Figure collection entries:

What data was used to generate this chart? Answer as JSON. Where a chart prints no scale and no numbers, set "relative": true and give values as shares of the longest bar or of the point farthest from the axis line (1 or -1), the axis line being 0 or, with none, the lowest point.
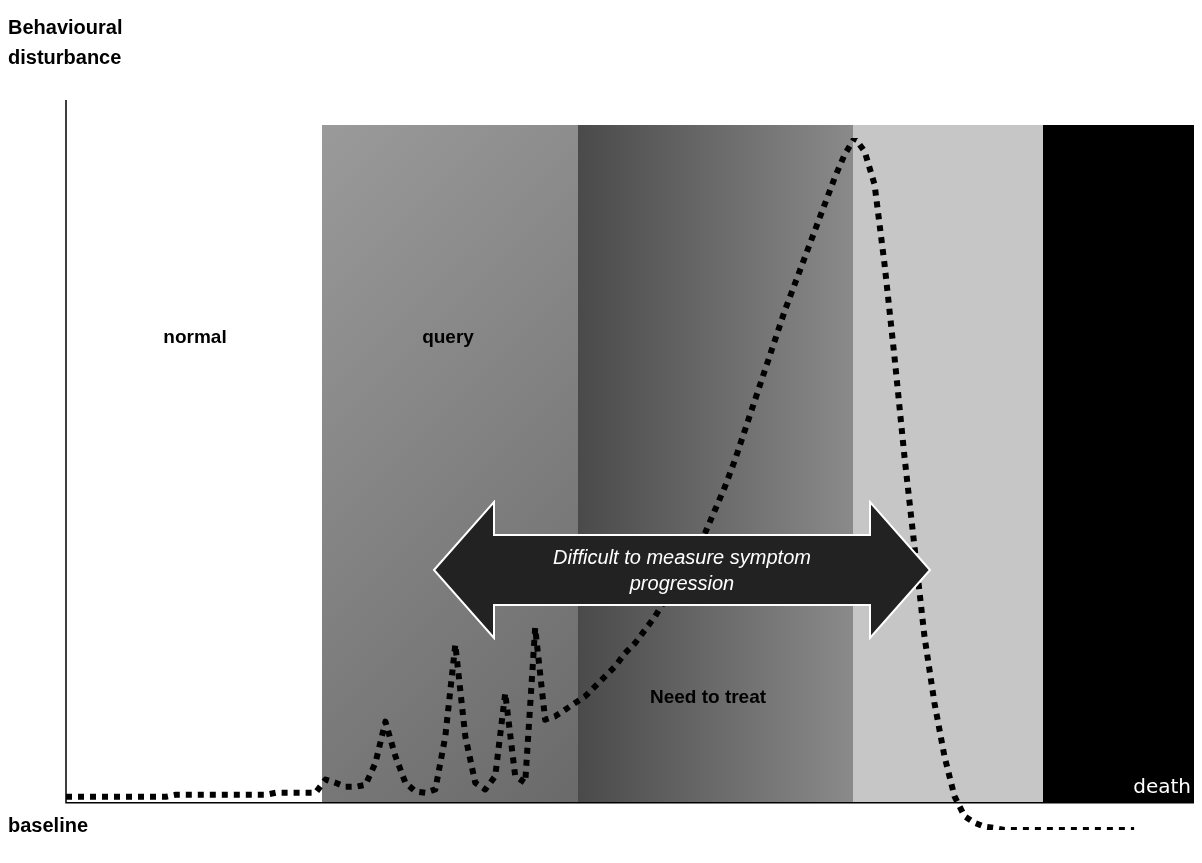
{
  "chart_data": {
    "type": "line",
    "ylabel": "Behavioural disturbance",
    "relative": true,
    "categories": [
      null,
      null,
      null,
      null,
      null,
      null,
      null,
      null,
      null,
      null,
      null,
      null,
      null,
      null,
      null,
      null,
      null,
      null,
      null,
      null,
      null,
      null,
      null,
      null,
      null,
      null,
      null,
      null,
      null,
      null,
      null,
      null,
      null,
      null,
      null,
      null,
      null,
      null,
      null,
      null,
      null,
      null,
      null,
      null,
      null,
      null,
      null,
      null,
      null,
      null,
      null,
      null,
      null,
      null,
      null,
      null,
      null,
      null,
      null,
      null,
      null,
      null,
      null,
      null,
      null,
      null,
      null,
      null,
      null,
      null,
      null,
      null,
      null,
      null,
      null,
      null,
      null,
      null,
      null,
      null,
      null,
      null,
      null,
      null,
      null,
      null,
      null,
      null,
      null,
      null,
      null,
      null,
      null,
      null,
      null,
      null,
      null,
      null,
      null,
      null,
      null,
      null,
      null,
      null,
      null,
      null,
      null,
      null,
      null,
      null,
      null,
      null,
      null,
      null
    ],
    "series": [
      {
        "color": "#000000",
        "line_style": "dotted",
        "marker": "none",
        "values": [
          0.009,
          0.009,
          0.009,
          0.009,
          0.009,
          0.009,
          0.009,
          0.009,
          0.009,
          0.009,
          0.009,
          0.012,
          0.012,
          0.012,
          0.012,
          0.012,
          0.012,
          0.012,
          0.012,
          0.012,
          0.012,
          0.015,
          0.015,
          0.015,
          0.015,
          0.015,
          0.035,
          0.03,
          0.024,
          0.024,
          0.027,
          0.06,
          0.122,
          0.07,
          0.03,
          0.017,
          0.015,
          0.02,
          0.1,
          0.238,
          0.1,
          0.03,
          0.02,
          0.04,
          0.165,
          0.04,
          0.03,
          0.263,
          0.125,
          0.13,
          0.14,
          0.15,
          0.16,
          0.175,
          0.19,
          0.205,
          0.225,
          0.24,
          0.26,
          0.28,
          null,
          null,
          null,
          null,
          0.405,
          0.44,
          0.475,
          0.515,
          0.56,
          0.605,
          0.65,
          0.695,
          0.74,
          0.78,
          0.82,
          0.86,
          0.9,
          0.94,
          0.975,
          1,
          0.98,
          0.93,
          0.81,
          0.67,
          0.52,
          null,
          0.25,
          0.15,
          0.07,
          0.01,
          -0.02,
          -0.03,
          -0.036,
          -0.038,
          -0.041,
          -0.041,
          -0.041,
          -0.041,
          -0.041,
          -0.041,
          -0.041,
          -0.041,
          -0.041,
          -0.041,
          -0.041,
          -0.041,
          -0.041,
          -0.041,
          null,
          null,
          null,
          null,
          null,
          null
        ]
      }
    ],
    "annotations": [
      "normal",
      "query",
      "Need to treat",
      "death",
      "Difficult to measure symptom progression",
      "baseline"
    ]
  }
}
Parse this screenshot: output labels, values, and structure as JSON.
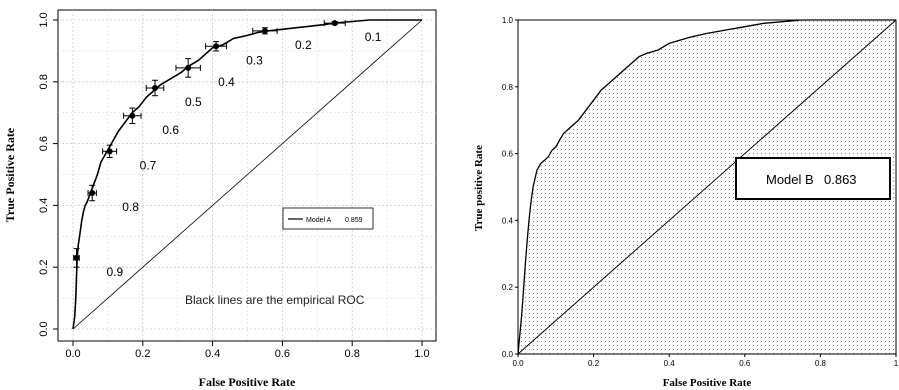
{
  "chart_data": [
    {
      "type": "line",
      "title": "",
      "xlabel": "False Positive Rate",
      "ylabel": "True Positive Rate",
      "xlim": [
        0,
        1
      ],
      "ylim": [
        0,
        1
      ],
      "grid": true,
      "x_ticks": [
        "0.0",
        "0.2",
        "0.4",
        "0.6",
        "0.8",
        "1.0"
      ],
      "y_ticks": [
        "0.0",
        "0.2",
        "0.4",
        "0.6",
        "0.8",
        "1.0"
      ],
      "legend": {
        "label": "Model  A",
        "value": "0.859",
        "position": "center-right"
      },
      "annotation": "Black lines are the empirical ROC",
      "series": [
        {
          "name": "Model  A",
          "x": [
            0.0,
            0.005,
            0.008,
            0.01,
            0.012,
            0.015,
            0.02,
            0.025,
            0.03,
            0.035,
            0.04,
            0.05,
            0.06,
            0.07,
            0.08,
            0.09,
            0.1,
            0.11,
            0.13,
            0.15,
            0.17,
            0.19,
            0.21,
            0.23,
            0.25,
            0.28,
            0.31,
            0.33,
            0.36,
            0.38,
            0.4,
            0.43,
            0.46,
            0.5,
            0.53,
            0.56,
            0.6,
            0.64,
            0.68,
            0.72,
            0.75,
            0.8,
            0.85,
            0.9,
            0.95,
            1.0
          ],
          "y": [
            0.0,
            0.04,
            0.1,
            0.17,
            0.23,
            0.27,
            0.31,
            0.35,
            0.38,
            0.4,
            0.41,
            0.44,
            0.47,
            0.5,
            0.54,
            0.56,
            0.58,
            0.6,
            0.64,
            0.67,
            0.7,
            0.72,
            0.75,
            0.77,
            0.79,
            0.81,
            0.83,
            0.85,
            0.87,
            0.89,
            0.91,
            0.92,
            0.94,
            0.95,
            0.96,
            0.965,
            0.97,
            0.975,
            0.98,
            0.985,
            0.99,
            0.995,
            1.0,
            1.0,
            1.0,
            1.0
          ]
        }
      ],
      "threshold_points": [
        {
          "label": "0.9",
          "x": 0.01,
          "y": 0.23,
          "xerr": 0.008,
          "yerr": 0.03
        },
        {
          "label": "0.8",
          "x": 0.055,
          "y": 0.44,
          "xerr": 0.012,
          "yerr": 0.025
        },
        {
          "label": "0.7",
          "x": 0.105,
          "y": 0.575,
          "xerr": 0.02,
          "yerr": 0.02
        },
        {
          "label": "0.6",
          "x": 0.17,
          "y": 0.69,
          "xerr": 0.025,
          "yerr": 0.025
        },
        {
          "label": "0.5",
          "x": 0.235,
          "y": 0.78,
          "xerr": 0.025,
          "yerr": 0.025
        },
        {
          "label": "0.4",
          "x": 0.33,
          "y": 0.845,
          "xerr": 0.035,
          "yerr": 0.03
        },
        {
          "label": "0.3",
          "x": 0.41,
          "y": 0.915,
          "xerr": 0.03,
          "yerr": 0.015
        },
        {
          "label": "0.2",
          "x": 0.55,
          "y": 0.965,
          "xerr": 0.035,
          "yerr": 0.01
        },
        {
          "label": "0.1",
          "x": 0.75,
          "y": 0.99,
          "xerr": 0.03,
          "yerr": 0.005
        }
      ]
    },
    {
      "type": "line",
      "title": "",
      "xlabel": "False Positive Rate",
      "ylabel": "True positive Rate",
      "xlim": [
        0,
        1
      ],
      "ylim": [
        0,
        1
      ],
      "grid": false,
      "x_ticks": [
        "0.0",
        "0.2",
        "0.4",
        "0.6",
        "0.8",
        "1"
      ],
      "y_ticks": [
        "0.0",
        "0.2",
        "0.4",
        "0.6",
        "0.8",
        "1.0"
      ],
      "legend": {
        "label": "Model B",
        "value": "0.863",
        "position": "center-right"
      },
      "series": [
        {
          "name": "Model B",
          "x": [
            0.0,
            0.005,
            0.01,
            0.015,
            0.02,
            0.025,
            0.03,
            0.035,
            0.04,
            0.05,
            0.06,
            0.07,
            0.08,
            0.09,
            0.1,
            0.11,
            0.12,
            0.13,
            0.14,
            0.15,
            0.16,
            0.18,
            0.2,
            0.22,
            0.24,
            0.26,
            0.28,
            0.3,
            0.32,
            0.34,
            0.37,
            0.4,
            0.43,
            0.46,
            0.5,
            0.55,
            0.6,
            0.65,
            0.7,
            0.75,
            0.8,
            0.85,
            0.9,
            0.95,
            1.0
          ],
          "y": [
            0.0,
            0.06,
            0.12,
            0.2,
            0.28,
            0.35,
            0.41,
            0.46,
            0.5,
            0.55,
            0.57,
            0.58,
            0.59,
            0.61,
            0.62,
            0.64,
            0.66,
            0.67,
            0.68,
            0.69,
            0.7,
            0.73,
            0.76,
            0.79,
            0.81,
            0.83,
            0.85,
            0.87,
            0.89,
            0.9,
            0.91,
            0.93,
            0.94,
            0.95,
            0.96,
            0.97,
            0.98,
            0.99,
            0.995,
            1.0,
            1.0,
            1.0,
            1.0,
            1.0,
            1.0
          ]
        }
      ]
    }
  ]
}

EXERCISE: Find how many lines of the material carry the string "ylabel". Only the number should be in the answer.

TASK OUTPUT: 3